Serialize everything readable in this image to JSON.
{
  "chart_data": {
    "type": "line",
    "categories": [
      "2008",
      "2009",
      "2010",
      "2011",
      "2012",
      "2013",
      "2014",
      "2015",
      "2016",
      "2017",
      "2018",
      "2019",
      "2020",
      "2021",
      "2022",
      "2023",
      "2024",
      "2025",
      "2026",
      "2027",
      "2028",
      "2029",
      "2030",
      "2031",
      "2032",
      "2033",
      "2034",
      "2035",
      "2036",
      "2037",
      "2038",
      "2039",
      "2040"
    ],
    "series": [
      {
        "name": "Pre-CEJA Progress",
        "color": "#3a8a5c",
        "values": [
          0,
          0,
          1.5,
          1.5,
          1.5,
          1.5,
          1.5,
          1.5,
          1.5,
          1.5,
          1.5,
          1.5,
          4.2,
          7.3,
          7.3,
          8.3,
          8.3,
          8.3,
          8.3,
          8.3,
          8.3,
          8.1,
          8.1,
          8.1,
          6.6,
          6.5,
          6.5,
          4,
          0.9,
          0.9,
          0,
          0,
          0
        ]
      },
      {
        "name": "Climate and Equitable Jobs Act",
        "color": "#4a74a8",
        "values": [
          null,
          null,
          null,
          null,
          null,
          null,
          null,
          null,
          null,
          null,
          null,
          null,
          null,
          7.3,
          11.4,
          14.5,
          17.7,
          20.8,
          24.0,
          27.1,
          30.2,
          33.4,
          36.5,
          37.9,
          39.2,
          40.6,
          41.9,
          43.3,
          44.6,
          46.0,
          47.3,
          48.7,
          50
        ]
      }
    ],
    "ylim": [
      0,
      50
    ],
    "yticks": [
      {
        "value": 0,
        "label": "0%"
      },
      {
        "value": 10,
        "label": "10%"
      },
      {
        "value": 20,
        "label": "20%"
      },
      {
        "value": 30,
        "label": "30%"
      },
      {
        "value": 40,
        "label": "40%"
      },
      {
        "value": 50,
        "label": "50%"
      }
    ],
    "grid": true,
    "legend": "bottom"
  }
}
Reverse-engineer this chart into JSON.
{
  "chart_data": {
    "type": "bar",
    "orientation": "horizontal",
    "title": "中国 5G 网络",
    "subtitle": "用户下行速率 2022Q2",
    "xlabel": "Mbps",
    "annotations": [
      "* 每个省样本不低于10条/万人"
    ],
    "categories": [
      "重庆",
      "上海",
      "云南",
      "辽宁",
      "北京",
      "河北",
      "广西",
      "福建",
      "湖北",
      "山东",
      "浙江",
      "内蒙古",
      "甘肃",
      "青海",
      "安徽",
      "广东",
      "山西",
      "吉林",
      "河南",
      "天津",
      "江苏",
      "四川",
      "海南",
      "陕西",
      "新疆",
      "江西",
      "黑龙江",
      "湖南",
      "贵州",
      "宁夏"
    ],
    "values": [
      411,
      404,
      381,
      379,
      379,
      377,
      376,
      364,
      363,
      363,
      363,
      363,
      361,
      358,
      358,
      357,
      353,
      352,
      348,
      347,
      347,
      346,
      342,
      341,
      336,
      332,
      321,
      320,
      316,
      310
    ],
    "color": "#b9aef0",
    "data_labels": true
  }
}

Exercise: Output all preceding records character for character.

The solution:
Serialize everything readable in this image to JSON.
{
  "chart_data": {
    "type": "line",
    "categories": [
      "2008",
      "2009",
      "2010",
      "2011",
      "2012",
      "2013",
      "2014",
      "2015",
      "2016",
      "2017",
      "2018",
      "2019",
      "2020",
      "2021",
      "2022",
      "2023",
      "2024",
      "2025",
      "2026",
      "2027",
      "2028",
      "2029",
      "2030",
      "2031",
      "2032",
      "2033",
      "2034",
      "2035",
      "2036",
      "2037",
      "2038",
      "2039",
      "2040"
    ],
    "series": [
      {
        "name": "Pre-CEJA Progress",
        "color": "#3a8a5c",
        "values": [
          0,
          0,
          1.5,
          1.5,
          1.5,
          1.5,
          1.5,
          1.5,
          1.5,
          1.5,
          1.5,
          1.5,
          4.2,
          7.3,
          7.3,
          8.3,
          8.3,
          8.3,
          8.3,
          8.3,
          8.3,
          8.1,
          8.1,
          8.1,
          6.6,
          6.5,
          6.5,
          4,
          0.9,
          0.9,
          0,
          0,
          0
        ]
      },
      {
        "name": "Climate and Equitable Jobs Act",
        "color": "#4a74a8",
        "values": [
          null,
          null,
          null,
          null,
          null,
          null,
          null,
          null,
          null,
          null,
          null,
          null,
          null,
          7.3,
          11.4,
          14.5,
          17.7,
          20.8,
          24.0,
          27.1,
          30.2,
          33.4,
          36.5,
          37.9,
          39.2,
          40.6,
          41.9,
          43.3,
          44.6,
          46.0,
          47.3,
          48.7,
          50
        ]
      }
    ],
    "ylim": [
      0,
      50
    ],
    "yticks": [
      {
        "value": 0,
        "label": "0%"
      },
      {
        "value": 10,
        "label": "10%"
      },
      {
        "value": 20,
        "label": "20%"
      },
      {
        "value": 30,
        "label": "30%"
      },
      {
        "value": 40,
        "label": "40%"
      },
      {
        "value": 50,
        "label": "50%"
      }
    ],
    "grid": true,
    "legend": "bottom"
  }
}
Reverse-engineer this chart into JSON.
{
  "chart_data": {
    "type": "bar",
    "orientation": "horizontal",
    "title": "中国 5G 网络",
    "subtitle": "用户下行速率 2022Q2",
    "xlabel": "Mbps",
    "annotations": [
      "* 每个省样本不低于10条/万人"
    ],
    "categories": [
      "重庆",
      "上海",
      "云南",
      "辽宁",
      "北京",
      "河北",
      "广西",
      "福建",
      "湖北",
      "山东",
      "浙江",
      "内蒙古",
      "甘肃",
      "青海",
      "安徽",
      "广东",
      "山西",
      "吉林",
      "河南",
      "天津",
      "江苏",
      "四川",
      "海南",
      "陕西",
      "新疆",
      "江西",
      "黑龙江",
      "湖南",
      "贵州",
      "宁夏"
    ],
    "values": [
      411,
      404,
      381,
      379,
      379,
      377,
      376,
      364,
      363,
      363,
      363,
      363,
      361,
      358,
      358,
      357,
      353,
      352,
      348,
      347,
      347,
      346,
      342,
      341,
      336,
      332,
      321,
      320,
      316,
      310
    ],
    "color": "#b9aef0",
    "data_labels": true
  }
}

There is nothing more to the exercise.